- [Problem requirements]
Exactly reproduce the lines that follow.

::::::::::

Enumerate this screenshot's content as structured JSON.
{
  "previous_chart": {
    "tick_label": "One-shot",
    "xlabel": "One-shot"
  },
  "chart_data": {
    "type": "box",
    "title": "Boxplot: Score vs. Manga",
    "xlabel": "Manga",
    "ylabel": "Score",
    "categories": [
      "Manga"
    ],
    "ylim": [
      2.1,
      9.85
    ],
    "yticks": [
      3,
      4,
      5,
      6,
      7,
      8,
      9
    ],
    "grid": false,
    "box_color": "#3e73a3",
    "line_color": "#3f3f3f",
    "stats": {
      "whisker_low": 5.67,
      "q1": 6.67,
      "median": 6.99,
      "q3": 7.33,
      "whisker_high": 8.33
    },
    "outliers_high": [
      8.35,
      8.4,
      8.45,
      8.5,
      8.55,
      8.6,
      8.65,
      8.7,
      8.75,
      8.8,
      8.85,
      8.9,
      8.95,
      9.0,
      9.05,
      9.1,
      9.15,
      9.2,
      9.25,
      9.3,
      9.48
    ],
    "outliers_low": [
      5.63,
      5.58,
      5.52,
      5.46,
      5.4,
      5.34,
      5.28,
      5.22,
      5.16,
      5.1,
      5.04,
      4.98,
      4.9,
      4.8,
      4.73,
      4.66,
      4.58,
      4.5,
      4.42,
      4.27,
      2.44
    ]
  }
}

::::::::::

- [Response to this exercise]
Enumerate this screenshot's content as structured JSON.
{
  "previous_chart": {
    "tick_label": "One-shot",
    "xlabel": "One-shot"
  },
  "chart_data": {
    "type": "box",
    "title": "Boxplot: Score vs. Manga",
    "xlabel": "Manga",
    "ylabel": "Score",
    "categories": [
      "Manga"
    ],
    "ylim": [
      2.1,
      9.85
    ],
    "yticks": [
      3,
      4,
      5,
      6,
      7,
      8,
      9
    ],
    "grid": false,
    "box_color": "#3e73a3",
    "line_color": "#3f3f3f",
    "stats": {
      "whisker_low": 5.67,
      "q1": 6.67,
      "median": 6.99,
      "q3": 7.33,
      "whisker_high": 8.33
    },
    "outliers_high": [
      8.35,
      8.4,
      8.45,
      8.5,
      8.55,
      8.6,
      8.65,
      8.7,
      8.75,
      8.8,
      8.85,
      8.9,
      8.95,
      9.0,
      9.05,
      9.1,
      9.15,
      9.2,
      9.25,
      9.3,
      9.48
    ],
    "outliers_low": [
      5.63,
      5.58,
      5.52,
      5.46,
      5.4,
      5.34,
      5.28,
      5.22,
      5.16,
      5.1,
      5.04,
      4.98,
      4.9,
      4.8,
      4.73,
      4.66,
      4.58,
      4.5,
      4.42,
      4.27,
      2.44
    ]
  }
}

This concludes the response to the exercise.